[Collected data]
....
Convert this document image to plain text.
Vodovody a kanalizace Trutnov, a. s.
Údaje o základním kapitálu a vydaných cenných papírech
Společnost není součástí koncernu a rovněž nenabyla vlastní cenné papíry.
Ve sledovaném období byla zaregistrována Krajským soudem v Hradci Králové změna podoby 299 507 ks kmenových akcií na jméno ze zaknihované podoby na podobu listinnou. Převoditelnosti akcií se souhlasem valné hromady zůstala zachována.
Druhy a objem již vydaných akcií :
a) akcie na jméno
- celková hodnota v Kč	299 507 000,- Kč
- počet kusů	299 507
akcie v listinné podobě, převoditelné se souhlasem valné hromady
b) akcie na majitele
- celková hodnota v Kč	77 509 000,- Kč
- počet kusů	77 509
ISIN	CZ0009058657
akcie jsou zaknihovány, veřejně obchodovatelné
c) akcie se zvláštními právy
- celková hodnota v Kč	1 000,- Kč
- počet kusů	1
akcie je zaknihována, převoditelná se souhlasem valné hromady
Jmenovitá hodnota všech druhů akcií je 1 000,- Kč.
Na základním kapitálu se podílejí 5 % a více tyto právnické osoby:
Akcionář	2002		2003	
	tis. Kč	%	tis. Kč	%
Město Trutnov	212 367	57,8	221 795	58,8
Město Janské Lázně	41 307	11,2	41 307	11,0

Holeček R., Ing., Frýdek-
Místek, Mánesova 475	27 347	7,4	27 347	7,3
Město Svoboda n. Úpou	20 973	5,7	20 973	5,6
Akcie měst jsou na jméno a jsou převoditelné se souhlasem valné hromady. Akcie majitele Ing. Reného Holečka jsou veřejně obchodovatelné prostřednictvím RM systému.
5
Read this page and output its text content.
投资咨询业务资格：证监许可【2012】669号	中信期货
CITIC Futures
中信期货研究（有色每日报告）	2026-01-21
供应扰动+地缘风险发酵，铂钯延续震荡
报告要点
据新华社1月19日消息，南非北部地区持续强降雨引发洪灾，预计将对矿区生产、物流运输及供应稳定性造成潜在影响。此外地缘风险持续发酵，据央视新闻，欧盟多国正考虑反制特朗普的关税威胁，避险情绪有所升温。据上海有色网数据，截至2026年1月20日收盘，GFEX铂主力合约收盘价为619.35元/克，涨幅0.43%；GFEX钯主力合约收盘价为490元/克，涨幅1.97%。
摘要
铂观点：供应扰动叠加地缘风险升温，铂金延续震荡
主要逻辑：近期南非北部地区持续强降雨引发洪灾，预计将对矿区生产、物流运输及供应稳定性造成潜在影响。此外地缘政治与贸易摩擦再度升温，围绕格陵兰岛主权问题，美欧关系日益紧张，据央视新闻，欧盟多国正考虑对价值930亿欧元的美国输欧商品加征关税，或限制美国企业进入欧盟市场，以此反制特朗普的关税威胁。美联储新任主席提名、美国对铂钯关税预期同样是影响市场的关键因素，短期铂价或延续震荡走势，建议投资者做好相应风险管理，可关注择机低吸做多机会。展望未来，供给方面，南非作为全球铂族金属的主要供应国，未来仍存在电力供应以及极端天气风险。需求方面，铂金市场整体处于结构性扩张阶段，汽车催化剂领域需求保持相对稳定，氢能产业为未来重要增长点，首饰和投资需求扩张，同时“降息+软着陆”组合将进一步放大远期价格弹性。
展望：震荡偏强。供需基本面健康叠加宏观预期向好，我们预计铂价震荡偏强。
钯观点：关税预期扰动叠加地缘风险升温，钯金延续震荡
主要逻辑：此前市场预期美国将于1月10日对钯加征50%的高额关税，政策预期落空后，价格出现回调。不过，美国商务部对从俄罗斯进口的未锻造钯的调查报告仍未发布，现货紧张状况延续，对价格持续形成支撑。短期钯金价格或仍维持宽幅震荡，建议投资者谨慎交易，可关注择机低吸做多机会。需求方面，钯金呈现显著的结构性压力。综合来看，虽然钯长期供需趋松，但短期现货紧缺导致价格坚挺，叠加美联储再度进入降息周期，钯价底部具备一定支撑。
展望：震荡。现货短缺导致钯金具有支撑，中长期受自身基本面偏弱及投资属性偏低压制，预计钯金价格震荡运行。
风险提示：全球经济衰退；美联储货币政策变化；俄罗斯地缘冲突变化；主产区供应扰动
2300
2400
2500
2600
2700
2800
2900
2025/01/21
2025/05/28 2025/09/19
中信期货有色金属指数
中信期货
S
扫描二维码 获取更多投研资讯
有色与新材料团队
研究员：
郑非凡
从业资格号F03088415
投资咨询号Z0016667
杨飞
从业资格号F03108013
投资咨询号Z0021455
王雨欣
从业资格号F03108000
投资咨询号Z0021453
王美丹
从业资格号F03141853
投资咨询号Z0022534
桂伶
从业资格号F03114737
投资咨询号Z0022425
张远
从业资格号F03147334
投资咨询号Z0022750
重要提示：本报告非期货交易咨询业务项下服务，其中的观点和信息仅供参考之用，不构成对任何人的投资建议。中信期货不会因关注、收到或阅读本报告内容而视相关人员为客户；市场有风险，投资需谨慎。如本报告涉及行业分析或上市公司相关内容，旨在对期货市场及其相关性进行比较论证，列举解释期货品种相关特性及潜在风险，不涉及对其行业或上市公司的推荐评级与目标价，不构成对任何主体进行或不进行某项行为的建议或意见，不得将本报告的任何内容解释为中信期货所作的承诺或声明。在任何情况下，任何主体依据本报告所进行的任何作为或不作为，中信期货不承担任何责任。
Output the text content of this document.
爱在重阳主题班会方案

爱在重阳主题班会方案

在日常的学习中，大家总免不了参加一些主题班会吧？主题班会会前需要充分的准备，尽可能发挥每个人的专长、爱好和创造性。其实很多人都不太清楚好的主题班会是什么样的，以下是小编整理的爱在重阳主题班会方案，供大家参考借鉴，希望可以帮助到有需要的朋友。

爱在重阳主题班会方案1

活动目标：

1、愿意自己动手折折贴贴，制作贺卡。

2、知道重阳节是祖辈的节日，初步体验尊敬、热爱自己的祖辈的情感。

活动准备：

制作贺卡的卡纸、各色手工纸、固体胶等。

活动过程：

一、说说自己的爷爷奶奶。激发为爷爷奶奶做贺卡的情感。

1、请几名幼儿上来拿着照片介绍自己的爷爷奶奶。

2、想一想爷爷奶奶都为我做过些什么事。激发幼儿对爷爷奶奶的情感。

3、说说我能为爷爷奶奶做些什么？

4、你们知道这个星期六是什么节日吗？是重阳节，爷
....
▶ INSTRUCTIONS FOR THE TASK
Begin with the line that contains "Output the text content of this document." and quote each line after it exactly, stopping after the last line of the data.

▶ EXERCISE RESPONSE
Output the text content of this document.
爱在重阳主题班会方案

爱在重阳主题班会方案

在日常的学习中，大家总免不了参加一些主题班会吧？主题班会会前需要充分的准备，尽可能发挥每个人的专长、爱好和创造性。其实很多人都不太清楚好的主题班会是什么样的，以下是小编整理的爱在重阳主题班会方案，供大家参考借鉴，希望可以帮助到有需要的朋友。

爱在重阳主题班会方案1

活动目标：

1、愿意自己动手折折贴贴，制作贺卡。

2、知道重阳节是祖辈的节日，初步体验尊敬、热爱自己的祖辈的情感。

活动准备：

制作贺卡的卡纸、各色手工纸、固体胶等。

活动过程：

一、说说自己的爷爷奶奶。激发为爷爷奶奶做贺卡的情感。

1、请几名幼儿上来拿着照片介绍自己的爷爷奶奶。

2、想一想爷爷奶奶都为我做过些什么事。激发幼儿对爷爷奶奶的情感。

3、说说我能为爷爷奶奶做些什么？

4、你们知道这个星期六是什么节日吗？是重阳节，爷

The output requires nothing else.